**Task requirements**
Output the entries word for word. Omit images.
******************************
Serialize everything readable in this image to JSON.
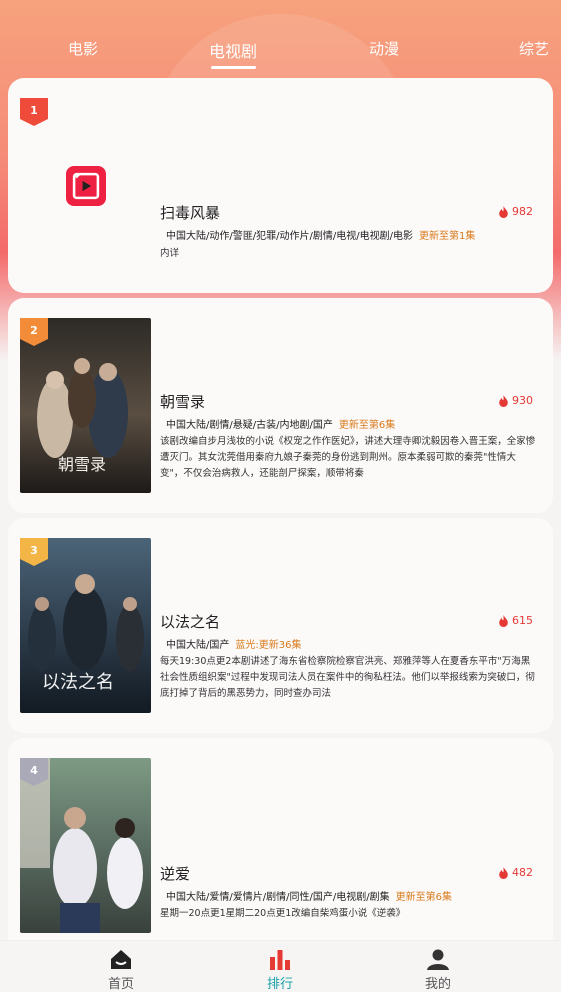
{
  "top_tabs": [
    "电影",
    "电视剧",
    "动漫",
    "综艺"
  ],
  "active_tab": "电视剧",
  "items": [
    {
      "rank": "1",
      "badge_color": "#ef4b3b",
      "title": "扫毒风暴",
      "heat": "982",
      "tags": "中国大陆/动作/警匪/犯罪/动作片/剧情/电视/电视剧/电影",
      "update": "更新至第1集",
      "desc": "内详",
      "poster": "app-logo"
    },
    {
      "rank": "2",
      "badge_color": "#f28c38",
      "title": "朝雪录",
      "heat": "930",
      "tags": "中国大陆/剧情/悬疑/古装/内地剧/国产",
      "update": "更新至第6集",
      "desc": "该剧改编自步月浅妆的小说《权宠之作作医妃》，讲述大理寺卿沈毅因卷入晋王案，全家惨遭灭门。其女沈莞借用秦府九娘子秦莞的身份逃到荆州。原本柔弱可欺的秦莞\"性情大变\"，不仅会治病救人，还能剖尸探案，顺带将秦",
      "poster": "poster-2"
    },
    {
      "rank": "3",
      "badge_color": "#f3b545",
      "title": "以法之名",
      "heat": "615",
      "tags": "中国大陆/国产",
      "update": "蓝光:更新36集",
      "desc": "每天19:30点更2本剧讲述了海东省检察院检察官洪亮、郑雅萍等人在夏香东平市\"万海黑社会性质组织案\"过程中发现司法人员在案件中的徇私枉法。他们以举报线索为突破口，彻底打掉了背后的黑恶势力，同时查办司法",
      "poster": "poster-3"
    },
    {
      "rank": "4",
      "badge_color": "#a9a9b8",
      "title": "逆爱",
      "heat": "482",
      "tags": "中国大陆/爱情/爱情片/剧情/同性/国产/电视剧/剧集",
      "update": "更新至第6集",
      "desc": "星期一20点更1星期二20点更1改编自柴鸡蛋小说《逆袭》",
      "poster": "poster-4"
    }
  ],
  "bottom_nav": {
    "home": "首页",
    "rank": "排行",
    "mine": "我的"
  },
  "colors": {
    "heat": "#e53935",
    "update": "#d87a1b",
    "nav_active": "#16a2a8",
    "nav_icon_active": "#e53935"
  }
}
******************************
**Result below**
Serialize everything readable in this image to JSON.
{
  "top_tabs": [
    "电影",
    "电视剧",
    "动漫",
    "综艺"
  ],
  "active_tab": "电视剧",
  "items": [
    {
      "rank": "1",
      "badge_color": "#ef4b3b",
      "title": "扫毒风暴",
      "heat": "982",
      "tags": "中国大陆/动作/警匪/犯罪/动作片/剧情/电视/电视剧/电影",
      "update": "更新至第1集",
      "desc": "内详",
      "poster": "app-logo"
    },
    {
      "rank": "2",
      "badge_color": "#f28c38",
      "title": "朝雪录",
      "heat": "930",
      "tags": "中国大陆/剧情/悬疑/古装/内地剧/国产",
      "update": "更新至第6集",
      "desc": "该剧改编自步月浅妆的小说《权宠之作作医妃》，讲述大理寺卿沈毅因卷入晋王案，全家惨遭灭门。其女沈莞借用秦府九娘子秦莞的身份逃到荆州。原本柔弱可欺的秦莞\"性情大变\"，不仅会治病救人，还能剖尸探案，顺带将秦",
      "poster": "poster-2"
    },
    {
      "rank": "3",
      "badge_color": "#f3b545",
      "title": "以法之名",
      "heat": "615",
      "tags": "中国大陆/国产",
      "update": "蓝光:更新36集",
      "desc": "每天19:30点更2本剧讲述了海东省检察院检察官洪亮、郑雅萍等人在夏香东平市\"万海黑社会性质组织案\"过程中发现司法人员在案件中的徇私枉法。他们以举报线索为突破口，彻底打掉了背后的黑恶势力，同时查办司法",
      "poster": "poster-3"
    },
    {
      "rank": "4",
      "badge_color": "#a9a9b8",
      "title": "逆爱",
      "heat": "482",
      "tags": "中国大陆/爱情/爱情片/剧情/同性/国产/电视剧/剧集",
      "update": "更新至第6集",
      "desc": "星期一20点更1星期二20点更1改编自柴鸡蛋小说《逆袭》",
      "poster": "poster-4"
    }
  ],
  "bottom_nav": {
    "home": "首页",
    "rank": "排行",
    "mine": "我的"
  },
  "colors": {
    "heat": "#e53935",
    "update": "#d87a1b",
    "nav_active": "#16a2a8",
    "nav_icon_active": "#e53935"
  }
}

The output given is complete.